Records for the task>
━━━━━━

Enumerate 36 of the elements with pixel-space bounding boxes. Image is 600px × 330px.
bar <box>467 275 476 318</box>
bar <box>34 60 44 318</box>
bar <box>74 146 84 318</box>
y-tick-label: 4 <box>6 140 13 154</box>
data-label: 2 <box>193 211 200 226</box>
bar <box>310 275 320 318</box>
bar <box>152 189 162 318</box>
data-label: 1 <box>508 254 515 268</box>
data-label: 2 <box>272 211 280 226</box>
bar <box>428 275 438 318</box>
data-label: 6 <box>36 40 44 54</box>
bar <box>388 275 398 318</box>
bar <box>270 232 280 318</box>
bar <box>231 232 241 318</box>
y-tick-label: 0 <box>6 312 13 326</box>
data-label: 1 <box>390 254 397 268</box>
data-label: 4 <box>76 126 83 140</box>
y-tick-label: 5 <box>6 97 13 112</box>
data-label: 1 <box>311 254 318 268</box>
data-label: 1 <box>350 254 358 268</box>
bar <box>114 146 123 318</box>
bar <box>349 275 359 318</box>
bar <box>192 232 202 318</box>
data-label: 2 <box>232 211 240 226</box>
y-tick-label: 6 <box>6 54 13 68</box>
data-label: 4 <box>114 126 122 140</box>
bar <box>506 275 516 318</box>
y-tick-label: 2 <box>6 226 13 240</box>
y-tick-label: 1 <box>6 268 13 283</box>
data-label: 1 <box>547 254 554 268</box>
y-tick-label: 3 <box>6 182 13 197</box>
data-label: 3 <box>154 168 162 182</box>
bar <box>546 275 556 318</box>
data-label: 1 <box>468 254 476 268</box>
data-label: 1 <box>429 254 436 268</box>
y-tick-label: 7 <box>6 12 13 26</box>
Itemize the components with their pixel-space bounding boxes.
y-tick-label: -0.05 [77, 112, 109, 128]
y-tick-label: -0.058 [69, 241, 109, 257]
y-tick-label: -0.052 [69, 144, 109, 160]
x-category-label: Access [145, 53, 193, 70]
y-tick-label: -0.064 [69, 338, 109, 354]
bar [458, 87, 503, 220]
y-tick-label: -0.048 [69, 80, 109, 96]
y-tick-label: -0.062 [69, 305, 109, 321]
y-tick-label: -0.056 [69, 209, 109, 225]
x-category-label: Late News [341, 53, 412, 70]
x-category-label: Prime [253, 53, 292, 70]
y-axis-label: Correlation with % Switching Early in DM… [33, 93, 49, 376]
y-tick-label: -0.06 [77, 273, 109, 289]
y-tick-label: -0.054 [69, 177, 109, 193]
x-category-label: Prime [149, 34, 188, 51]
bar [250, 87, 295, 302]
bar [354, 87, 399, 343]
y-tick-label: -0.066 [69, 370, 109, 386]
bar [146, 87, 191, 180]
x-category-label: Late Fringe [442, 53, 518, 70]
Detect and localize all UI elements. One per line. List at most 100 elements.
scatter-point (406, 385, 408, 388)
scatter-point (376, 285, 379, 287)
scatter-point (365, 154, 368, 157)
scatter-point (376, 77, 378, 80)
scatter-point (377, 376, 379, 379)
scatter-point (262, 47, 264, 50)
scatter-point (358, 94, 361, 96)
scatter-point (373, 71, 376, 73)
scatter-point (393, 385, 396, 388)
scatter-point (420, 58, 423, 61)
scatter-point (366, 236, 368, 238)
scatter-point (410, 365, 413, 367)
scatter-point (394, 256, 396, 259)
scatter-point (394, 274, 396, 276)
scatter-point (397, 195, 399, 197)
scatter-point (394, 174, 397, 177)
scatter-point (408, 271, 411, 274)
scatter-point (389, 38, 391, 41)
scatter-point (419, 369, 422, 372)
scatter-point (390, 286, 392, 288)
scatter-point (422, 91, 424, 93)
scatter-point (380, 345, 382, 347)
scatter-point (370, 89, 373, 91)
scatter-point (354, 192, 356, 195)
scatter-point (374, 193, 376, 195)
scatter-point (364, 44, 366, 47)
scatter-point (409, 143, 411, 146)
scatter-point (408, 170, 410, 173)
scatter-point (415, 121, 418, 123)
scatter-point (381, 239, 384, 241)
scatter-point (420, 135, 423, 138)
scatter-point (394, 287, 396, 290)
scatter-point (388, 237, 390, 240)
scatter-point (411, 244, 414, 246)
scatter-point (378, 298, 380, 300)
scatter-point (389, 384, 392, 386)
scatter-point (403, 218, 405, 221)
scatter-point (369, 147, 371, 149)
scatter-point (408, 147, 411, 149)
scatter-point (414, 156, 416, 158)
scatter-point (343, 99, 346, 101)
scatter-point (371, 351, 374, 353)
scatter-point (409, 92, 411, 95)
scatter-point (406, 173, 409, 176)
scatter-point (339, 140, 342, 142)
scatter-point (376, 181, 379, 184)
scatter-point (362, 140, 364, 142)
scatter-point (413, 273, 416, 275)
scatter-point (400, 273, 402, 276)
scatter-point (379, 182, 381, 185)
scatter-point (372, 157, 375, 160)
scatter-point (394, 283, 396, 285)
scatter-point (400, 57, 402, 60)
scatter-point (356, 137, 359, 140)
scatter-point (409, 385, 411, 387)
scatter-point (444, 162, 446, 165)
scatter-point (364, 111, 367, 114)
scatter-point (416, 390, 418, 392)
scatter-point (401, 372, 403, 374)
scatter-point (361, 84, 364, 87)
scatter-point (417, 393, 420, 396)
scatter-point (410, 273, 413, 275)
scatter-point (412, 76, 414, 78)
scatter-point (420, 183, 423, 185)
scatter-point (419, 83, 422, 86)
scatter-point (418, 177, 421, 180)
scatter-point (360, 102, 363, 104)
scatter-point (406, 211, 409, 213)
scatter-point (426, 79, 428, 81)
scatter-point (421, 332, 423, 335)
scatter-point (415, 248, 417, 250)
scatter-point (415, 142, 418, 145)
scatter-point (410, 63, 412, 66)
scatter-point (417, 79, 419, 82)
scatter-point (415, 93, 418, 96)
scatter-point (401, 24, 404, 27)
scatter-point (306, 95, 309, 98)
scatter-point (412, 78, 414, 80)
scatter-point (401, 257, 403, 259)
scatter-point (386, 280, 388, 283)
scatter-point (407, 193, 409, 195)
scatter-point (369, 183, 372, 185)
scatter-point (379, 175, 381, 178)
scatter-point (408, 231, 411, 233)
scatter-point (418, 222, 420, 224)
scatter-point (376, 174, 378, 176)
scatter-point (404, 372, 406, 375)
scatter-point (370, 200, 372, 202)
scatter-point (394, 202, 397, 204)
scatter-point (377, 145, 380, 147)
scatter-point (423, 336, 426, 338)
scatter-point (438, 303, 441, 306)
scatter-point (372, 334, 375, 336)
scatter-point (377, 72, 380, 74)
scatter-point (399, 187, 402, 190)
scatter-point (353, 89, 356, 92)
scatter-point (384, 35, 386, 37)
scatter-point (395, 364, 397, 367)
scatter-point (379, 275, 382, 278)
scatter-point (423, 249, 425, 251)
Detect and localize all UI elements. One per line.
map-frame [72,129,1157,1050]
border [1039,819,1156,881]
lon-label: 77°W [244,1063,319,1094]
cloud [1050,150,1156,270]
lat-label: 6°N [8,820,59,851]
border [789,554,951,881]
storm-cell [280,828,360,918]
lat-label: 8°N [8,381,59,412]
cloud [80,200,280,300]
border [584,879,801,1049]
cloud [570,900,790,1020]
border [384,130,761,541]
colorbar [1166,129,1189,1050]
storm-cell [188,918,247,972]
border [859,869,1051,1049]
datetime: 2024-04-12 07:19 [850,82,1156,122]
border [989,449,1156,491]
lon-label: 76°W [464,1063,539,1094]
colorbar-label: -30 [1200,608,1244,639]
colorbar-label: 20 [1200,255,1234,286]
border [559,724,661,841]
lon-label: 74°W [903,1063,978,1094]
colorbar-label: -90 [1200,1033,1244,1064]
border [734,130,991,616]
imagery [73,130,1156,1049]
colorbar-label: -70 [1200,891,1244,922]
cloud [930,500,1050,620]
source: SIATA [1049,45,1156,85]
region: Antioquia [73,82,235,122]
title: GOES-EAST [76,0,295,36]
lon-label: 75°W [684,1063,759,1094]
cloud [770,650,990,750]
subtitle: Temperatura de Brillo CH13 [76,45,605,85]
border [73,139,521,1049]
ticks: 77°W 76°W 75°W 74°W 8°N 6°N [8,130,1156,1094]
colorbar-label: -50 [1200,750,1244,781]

━━━━━━

Task prompt>
Reproduce without alteration everything from the start of the lines down through the line containing "data-label: 1 <box>508 254 515 268</box>".

Exercise solution>
Enumerate 36 of the elements with pixel-space bounding boxes. Image is 600px × 330px.
bar <box>467 275 476 318</box>
bar <box>34 60 44 318</box>
bar <box>74 146 84 318</box>
y-tick-label: 4 <box>6 140 13 154</box>
data-label: 2 <box>193 211 200 226</box>
bar <box>310 275 320 318</box>
bar <box>152 189 162 318</box>
data-label: 1 <box>508 254 515 268</box>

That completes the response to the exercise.